=== What to do ===
When you reply, transcribe every line of the data below exactly.

Extracted material Start Marker

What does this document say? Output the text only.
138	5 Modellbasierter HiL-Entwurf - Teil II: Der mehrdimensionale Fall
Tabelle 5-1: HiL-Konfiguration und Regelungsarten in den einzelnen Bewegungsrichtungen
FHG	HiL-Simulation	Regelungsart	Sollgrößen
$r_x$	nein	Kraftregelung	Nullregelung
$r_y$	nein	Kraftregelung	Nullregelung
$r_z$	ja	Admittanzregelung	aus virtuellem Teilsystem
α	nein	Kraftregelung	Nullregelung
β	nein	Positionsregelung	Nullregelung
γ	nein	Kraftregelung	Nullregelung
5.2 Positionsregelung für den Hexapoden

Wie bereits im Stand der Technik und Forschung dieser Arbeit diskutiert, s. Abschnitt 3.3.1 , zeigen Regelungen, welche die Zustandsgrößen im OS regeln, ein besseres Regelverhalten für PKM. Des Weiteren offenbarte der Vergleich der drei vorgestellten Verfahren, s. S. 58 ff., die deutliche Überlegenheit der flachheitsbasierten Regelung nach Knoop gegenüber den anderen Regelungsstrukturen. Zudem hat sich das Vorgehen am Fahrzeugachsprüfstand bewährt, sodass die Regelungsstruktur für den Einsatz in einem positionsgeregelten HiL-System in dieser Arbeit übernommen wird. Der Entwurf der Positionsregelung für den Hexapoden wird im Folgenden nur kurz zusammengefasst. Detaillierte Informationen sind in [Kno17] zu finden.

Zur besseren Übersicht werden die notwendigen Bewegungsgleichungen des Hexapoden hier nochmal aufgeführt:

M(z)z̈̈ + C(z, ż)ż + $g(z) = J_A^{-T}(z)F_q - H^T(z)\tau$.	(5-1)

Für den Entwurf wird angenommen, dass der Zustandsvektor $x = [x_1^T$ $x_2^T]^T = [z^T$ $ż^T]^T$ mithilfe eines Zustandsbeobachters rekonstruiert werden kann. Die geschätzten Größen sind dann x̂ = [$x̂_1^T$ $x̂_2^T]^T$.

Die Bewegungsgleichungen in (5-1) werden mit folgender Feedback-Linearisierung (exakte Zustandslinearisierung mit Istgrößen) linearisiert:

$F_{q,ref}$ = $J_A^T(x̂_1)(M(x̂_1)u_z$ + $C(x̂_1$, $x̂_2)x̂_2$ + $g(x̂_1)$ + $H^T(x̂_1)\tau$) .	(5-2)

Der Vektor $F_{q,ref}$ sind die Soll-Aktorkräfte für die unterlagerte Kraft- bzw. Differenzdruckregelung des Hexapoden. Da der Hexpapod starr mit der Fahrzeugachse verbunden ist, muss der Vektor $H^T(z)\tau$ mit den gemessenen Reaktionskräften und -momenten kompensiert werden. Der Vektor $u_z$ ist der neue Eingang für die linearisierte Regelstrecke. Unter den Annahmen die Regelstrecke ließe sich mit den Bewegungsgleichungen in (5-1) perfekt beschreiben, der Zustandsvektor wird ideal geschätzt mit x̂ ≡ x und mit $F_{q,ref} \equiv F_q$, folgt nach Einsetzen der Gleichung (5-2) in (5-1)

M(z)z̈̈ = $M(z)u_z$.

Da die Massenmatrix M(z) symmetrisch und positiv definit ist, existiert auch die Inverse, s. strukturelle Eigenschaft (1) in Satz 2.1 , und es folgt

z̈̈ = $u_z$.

Extracted material End Marker

=== Exercise output ===
What does this document say? Output the text only.
138	5 Modellbasierter HiL-Entwurf - Teil II: Der mehrdimensionale Fall
Tabelle 5-1: HiL-Konfiguration und Regelungsarten in den einzelnen Bewegungsrichtungen
FHG	HiL-Simulation	Regelungsart	Sollgrößen
$r_x$	nein	Kraftregelung	Nullregelung
$r_y$	nein	Kraftregelung	Nullregelung
$r_z$	ja	Admittanzregelung	aus virtuellem Teilsystem
α	nein	Kraftregelung	Nullregelung
β	nein	Positionsregelung	Nullregelung
γ	nein	Kraftregelung	Nullregelung
5.2 Positionsregelung für den Hexapoden

Wie bereits im Stand der Technik und Forschung dieser Arbeit diskutiert, s. Abschnitt 3.3.1 , zeigen Regelungen, welche die Zustandsgrößen im OS regeln, ein besseres Regelverhalten für PKM. Des Weiteren offenbarte der Vergleich der drei vorgestellten Verfahren, s. S. 58 ff., die deutliche Überlegenheit der flachheitsbasierten Regelung nach Knoop gegenüber den anderen Regelungsstrukturen. Zudem hat sich das Vorgehen am Fahrzeugachsprüfstand bewährt, sodass die Regelungsstruktur für den Einsatz in einem positionsgeregelten HiL-System in dieser Arbeit übernommen wird. Der Entwurf der Positionsregelung für den Hexapoden wird im Folgenden nur kurz zusammengefasst. Detaillierte Informationen sind in [Kno17] zu finden.

Zur besseren Übersicht werden die notwendigen Bewegungsgleichungen des Hexapoden hier nochmal aufgeführt:

M(z)z̈̈ + C(z, ż)ż + $g(z) = J_A^{-T}(z)F_q - H^T(z)\tau$.	(5-1)

Für den Entwurf wird angenommen, dass der Zustandsvektor $x = [x_1^T$ $x_2^T]^T = [z^T$ $ż^T]^T$ mithilfe eines Zustandsbeobachters rekonstruiert werden kann. Die geschätzten Größen sind dann x̂ = [$x̂_1^T$ $x̂_2^T]^T$.

Die Bewegungsgleichungen in (5-1) werden mit folgender Feedback-Linearisierung (exakte Zustandslinearisierung mit Istgrößen) linearisiert:

$F_{q,ref}$ = $J_A^T(x̂_1)(M(x̂_1)u_z$ + $C(x̂_1$, $x̂_2)x̂_2$ + $g(x̂_1)$ + $H^T(x̂_1)\tau$) .	(5-2)

Der Vektor $F_{q,ref}$ sind die Soll-Aktorkräfte für die unterlagerte Kraft- bzw. Differenzdruckregelung des Hexapoden. Da der Hexpapod starr mit der Fahrzeugachse verbunden ist, muss der Vektor $H^T(z)\tau$ mit den gemessenen Reaktionskräften und -momenten kompensiert werden. Der Vektor $u_z$ ist der neue Eingang für die linearisierte Regelstrecke. Unter den Annahmen die Regelstrecke ließe sich mit den Bewegungsgleichungen in (5-1) perfekt beschreiben, der Zustandsvektor wird ideal geschätzt mit x̂ ≡ x und mit $F_{q,ref} \equiv F_q$, folgt nach Einsetzen der Gleichung (5-2) in (5-1)

M(z)z̈̈ = $M(z)u_z$.

Da die Massenmatrix M(z) symmetrisch und positiv definit ist, existiert auch die Inverse, s. strukturelle Eigenschaft (1) in Satz 2.1 , und es folgt

z̈̈ = $u_z$.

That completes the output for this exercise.